■ Exercise goal ■
Single out the lines that include the word "Address". Copy them.

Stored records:
★ ★ ★ ★ ★ ★ ★

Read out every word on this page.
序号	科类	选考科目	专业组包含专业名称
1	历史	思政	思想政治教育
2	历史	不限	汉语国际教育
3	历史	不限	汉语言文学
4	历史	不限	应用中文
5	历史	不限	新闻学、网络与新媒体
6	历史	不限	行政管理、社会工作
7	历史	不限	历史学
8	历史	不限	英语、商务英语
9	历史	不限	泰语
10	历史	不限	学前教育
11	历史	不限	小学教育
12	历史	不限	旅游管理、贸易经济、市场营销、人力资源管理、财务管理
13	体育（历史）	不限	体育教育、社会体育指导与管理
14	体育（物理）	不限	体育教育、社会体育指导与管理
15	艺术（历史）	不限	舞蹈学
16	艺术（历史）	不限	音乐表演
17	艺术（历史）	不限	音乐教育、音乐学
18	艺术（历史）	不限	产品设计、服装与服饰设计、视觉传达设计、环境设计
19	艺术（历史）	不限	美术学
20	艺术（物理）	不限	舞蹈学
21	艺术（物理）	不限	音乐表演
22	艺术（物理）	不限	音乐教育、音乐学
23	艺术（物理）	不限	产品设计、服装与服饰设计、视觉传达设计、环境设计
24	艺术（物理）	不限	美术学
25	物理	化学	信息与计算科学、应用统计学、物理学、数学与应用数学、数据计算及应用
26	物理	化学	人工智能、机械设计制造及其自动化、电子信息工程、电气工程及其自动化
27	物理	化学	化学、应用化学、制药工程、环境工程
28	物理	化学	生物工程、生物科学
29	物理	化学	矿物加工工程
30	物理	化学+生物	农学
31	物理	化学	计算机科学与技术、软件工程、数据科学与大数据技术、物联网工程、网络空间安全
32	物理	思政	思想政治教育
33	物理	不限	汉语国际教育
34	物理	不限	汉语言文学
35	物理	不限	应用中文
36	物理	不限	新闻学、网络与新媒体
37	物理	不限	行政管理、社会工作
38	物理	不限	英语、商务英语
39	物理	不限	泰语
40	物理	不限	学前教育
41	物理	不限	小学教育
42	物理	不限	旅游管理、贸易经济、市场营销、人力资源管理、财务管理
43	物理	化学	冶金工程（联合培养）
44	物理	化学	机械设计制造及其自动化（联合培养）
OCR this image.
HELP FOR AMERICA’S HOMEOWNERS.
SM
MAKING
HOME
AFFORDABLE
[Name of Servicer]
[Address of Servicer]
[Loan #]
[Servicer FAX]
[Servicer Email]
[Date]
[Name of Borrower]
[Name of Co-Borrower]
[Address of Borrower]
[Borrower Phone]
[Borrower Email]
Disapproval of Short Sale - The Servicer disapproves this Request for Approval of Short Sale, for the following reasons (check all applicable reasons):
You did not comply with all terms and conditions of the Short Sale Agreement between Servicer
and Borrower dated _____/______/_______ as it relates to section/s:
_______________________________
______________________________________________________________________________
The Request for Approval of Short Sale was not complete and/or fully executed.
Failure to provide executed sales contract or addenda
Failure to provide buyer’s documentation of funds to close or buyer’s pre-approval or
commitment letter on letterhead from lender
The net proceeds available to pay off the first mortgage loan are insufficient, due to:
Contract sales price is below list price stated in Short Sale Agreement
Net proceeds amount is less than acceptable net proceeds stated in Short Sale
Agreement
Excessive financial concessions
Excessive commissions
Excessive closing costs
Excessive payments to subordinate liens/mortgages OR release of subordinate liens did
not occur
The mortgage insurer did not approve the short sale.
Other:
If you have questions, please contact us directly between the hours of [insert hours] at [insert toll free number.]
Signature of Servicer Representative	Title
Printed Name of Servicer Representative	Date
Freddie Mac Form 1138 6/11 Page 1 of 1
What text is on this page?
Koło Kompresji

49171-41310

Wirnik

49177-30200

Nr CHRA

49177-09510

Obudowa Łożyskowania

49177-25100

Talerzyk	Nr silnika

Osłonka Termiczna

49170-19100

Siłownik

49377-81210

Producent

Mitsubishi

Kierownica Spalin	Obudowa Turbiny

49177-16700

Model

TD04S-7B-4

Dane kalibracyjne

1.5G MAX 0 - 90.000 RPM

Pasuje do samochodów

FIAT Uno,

★ ★ ★ ★ ★ ★ ★

■ Output for this task ■
[Address of Servicer]
[Address of Borrower]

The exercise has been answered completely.